====== Exercise materials
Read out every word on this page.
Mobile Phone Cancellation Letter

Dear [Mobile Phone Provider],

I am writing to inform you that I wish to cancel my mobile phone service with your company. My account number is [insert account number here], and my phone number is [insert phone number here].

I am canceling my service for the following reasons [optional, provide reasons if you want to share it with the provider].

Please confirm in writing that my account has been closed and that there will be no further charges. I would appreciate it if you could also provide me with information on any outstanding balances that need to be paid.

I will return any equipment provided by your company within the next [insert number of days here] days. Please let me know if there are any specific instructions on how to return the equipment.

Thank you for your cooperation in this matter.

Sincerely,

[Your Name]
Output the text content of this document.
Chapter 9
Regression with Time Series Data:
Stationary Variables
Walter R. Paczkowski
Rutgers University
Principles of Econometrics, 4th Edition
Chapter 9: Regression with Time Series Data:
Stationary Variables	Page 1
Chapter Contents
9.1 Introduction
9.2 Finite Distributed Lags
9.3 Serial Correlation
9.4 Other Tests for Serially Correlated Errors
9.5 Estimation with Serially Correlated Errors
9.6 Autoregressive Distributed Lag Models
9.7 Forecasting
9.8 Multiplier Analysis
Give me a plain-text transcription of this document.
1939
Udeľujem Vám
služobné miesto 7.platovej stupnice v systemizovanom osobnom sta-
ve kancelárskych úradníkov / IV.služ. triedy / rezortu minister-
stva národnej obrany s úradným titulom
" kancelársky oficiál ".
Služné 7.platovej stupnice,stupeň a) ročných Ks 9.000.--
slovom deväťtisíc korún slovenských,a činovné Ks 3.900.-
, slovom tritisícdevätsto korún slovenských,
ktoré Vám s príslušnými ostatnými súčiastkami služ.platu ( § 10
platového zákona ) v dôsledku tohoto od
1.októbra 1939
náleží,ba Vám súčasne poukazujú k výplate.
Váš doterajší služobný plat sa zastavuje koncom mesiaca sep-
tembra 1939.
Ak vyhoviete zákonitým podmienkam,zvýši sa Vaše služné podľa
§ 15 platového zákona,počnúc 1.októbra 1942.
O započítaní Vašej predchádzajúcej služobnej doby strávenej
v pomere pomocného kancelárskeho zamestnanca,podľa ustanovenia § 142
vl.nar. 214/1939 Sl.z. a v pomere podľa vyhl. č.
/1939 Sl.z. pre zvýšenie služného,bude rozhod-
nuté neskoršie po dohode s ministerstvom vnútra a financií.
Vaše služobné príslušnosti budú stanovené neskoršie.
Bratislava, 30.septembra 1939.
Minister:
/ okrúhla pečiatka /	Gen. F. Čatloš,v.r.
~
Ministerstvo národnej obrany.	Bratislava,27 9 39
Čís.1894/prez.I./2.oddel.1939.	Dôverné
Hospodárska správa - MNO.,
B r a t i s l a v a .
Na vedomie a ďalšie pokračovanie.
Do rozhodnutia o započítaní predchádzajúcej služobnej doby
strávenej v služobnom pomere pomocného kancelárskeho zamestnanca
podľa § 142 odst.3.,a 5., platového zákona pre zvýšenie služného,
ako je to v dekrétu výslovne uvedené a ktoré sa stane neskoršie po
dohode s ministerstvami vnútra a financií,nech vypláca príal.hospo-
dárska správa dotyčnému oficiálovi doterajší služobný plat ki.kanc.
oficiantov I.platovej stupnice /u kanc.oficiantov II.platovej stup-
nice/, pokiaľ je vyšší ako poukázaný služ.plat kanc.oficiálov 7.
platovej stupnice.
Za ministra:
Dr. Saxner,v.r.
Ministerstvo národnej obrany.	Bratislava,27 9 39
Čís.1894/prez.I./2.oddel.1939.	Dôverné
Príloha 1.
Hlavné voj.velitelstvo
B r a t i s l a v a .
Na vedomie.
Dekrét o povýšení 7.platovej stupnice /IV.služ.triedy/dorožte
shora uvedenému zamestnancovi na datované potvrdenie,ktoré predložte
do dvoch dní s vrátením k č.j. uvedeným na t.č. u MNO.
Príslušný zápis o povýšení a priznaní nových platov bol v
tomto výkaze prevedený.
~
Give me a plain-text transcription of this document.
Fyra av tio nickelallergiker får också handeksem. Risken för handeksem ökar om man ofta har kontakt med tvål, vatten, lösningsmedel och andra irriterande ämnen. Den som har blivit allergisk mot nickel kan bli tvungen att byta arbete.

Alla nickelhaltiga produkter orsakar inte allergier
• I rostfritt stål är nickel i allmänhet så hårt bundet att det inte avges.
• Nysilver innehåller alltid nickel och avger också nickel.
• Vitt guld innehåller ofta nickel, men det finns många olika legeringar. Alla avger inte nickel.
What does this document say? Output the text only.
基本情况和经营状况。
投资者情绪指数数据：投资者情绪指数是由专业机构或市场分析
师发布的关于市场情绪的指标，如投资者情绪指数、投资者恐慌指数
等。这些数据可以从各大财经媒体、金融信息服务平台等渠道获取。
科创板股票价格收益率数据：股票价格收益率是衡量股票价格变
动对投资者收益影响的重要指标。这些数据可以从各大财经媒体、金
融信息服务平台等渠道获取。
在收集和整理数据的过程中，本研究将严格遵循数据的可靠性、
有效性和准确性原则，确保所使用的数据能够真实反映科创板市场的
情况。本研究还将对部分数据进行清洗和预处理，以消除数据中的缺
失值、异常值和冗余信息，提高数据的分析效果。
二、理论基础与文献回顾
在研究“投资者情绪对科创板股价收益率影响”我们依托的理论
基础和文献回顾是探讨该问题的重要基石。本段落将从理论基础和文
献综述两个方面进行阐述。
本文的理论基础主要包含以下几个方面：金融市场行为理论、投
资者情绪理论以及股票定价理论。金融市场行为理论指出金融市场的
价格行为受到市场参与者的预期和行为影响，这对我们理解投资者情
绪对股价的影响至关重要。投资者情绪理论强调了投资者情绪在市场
============
*Your instructions:* Pull every line containing the word "ktoré" out of the entries above.

*Result of this task:*
ktoré Vám s príslušnými ostatnými súčiastkami služ.platu ( § 10
ako je to v dekrétu výslovne uvedené a ktoré sa stane neskoršie po
shora uvedenému zamestnancovi na datované potvrdenie,ktoré predložte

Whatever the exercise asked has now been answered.